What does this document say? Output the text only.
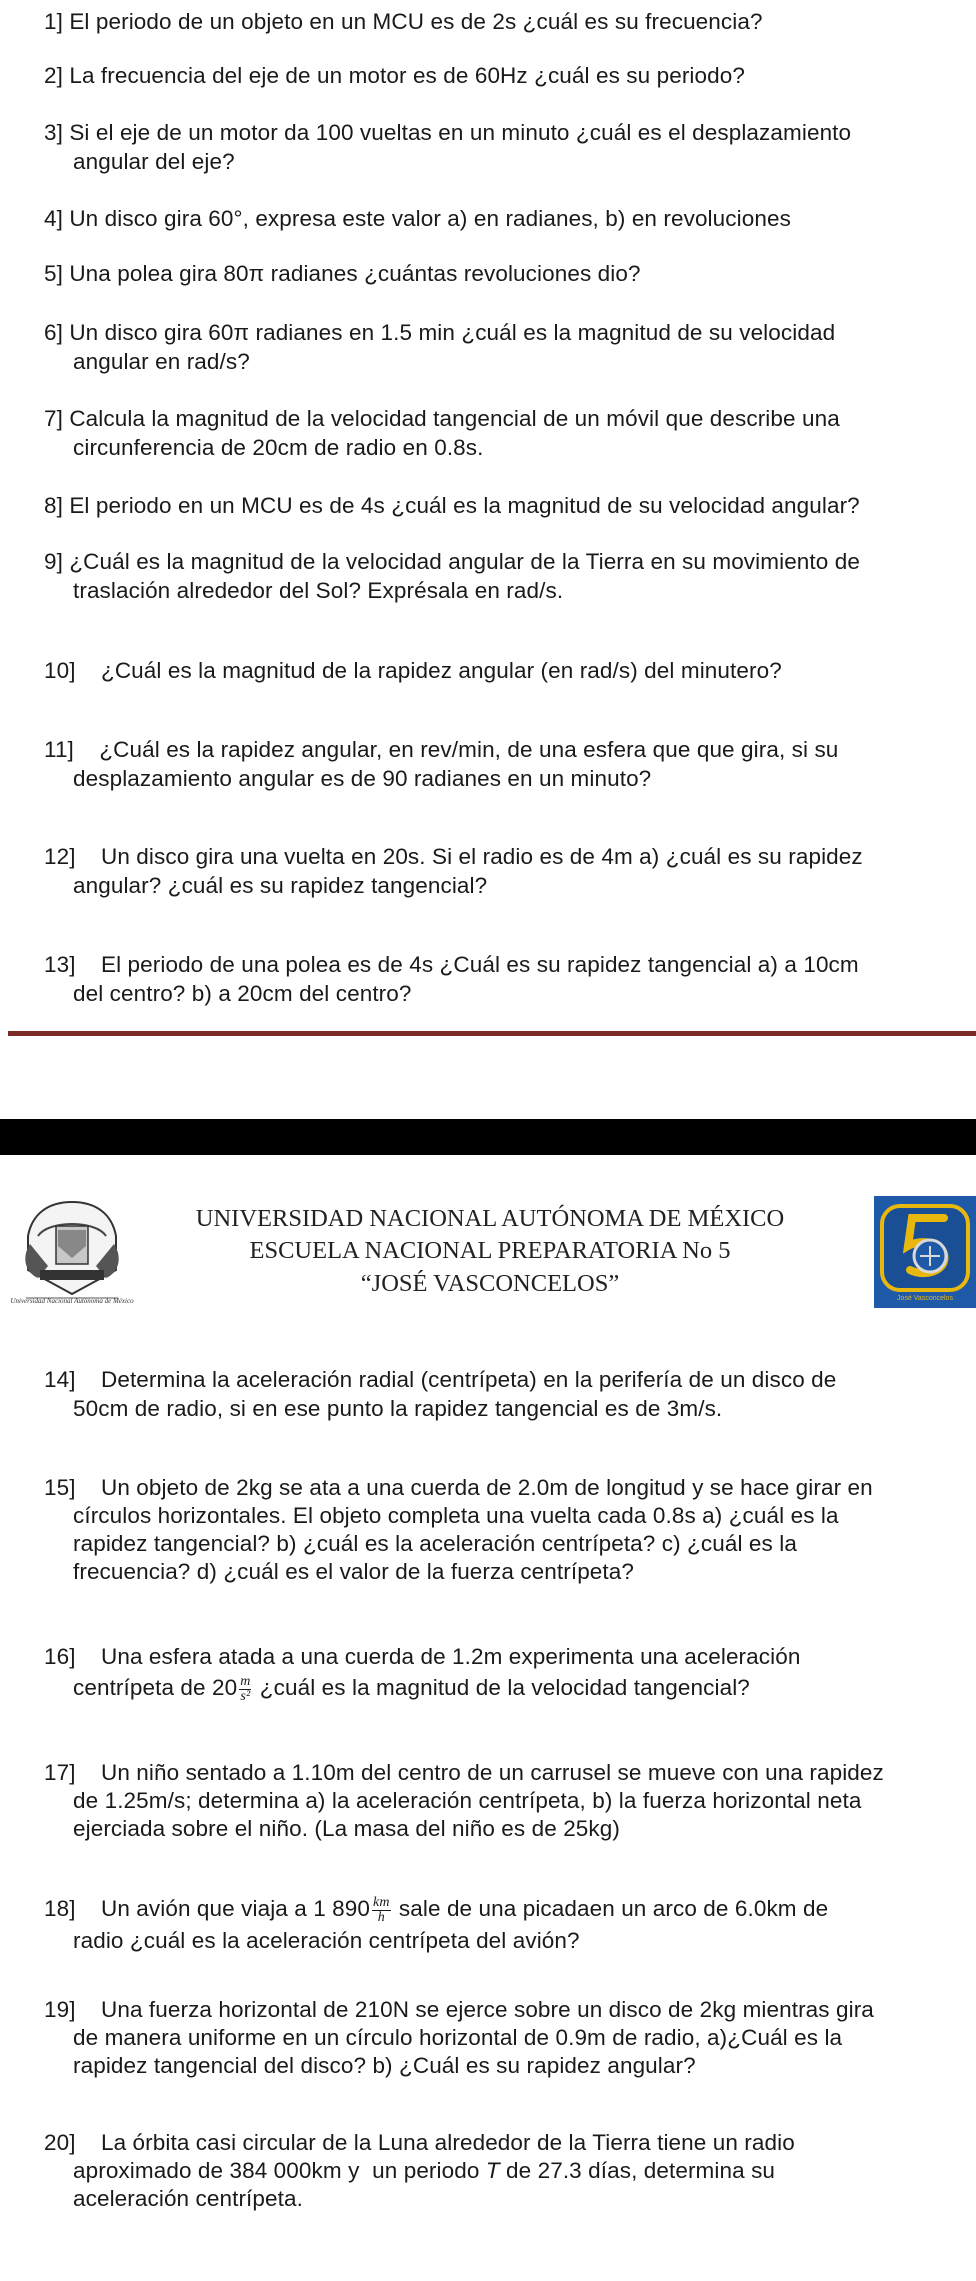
1] El periodo de un objeto en un MCU es de 2s ¿cuál es su frecuencia?
2] La frecuencia del eje de un motor es de 60Hz ¿cuál es su periodo?
3] Si el eje de un motor da 100 vueltas en un minuto ¿cuál es el desplazamiento
angular del eje?
4] Un disco gira 60°, expresa este valor a) en radianes, b) en revoluciones
5] Una polea gira 80π radianes ¿cuántas revoluciones dio?
6] Un disco gira 60π radianes en 1.5 min ¿cuál es la magnitud de su velocidad
angular en rad/s?
7] Calcula la magnitud de la velocidad tangencial de un móvil que describe una
circunferencia de 20cm de radio en 0.8s.
8] El periodo en un MCU es de 4s ¿cuál es la magnitud de su velocidad angular?
9] ¿Cuál es la magnitud de la velocidad angular de la Tierra en su movimiento de
traslación alrededor del Sol? Exprésala en rad/s.
10]    ¿Cuál es la magnitud de la rapidez angular (en rad/s) del minutero?
11]    ¿Cuál es la rapidez angular, en rev/min, de una esfera que que gira, si su
desplazamiento angular es de 90 radianes en un minuto?
12]    Un disco gira una vuelta en 20s. Si el radio es de 4m a) ¿cuál es su rapidez
angular? ¿cuál es su rapidez tangencial?
13]    El periodo de una polea es de 4s ¿Cuál es su rapidez tangencial a) a 10cm
del centro? b) a 20cm del centro?
Universidad Nacional Autónoma de México
UNIVERSIDAD NACIONAL AUTÓNOMA DE MÉXICO
ESCUELA NACIONAL PREPARATORIA No 5
“JOSÉ VASCONCELOS”
José Vasconcelos
14]    Determina la aceleración radial (centrípeta) en la perifería de un disco de
50cm de radio, si en ese punto la rapidez tangencial es de 3m/s.
15]    Un objeto de 2kg se ata a una cuerda de 2.0m de longitud y se hace girar en
círculos horizontales. El objeto completa una vuelta cada 0.8s a) ¿cuál es la
rapidez tangencial? b) ¿cuál es la aceleración centrípeta? c) ¿cuál es la
frecuencia? d) ¿cuál es el valor de la fuerza centrípeta?
16]    Una esfera atada a una cuerda de 1.2m experimenta una aceleración
centrípeta de $20 \frac{m}{\text{s²}}$ ¿cuál es la magnitud de la velocidad tangencial?
17]    Un niño sentado a 1.10m del centro de un carrusel se mueve con una rapidez
de 1.25m/s; determina a) la aceleración centrípeta, b) la fuerza horizontal neta
ejerciada sobre el niño. (La masa del niño es de 25kg)
18]    Un avión que viaja a 1 $890 \frac{km}{h}$ sale de una picadaen un arco de 6.0km de
radio ¿cuál es la aceleración centrípeta del avión?
19]    Una fuerza horizontal de 210N se ejerce sobre un disco de 2kg mientras gira
de manera uniforme en un círculo horizontal de 0.9m de radio, a)¿Cuál es la
rapidez tangencial del disco? b) ¿Cuál es su rapidez angular?
20]    La órbita casi circular de la Luna alrededor de la Tierra tiene un radio
aproximado de 384 000km y  un periodo T de 27.3 días, determina su
aceleración centrípeta.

______________________________

Aim:
Count every line of the records that holds the string "objeto". Write only the total.

Exercise answer:
3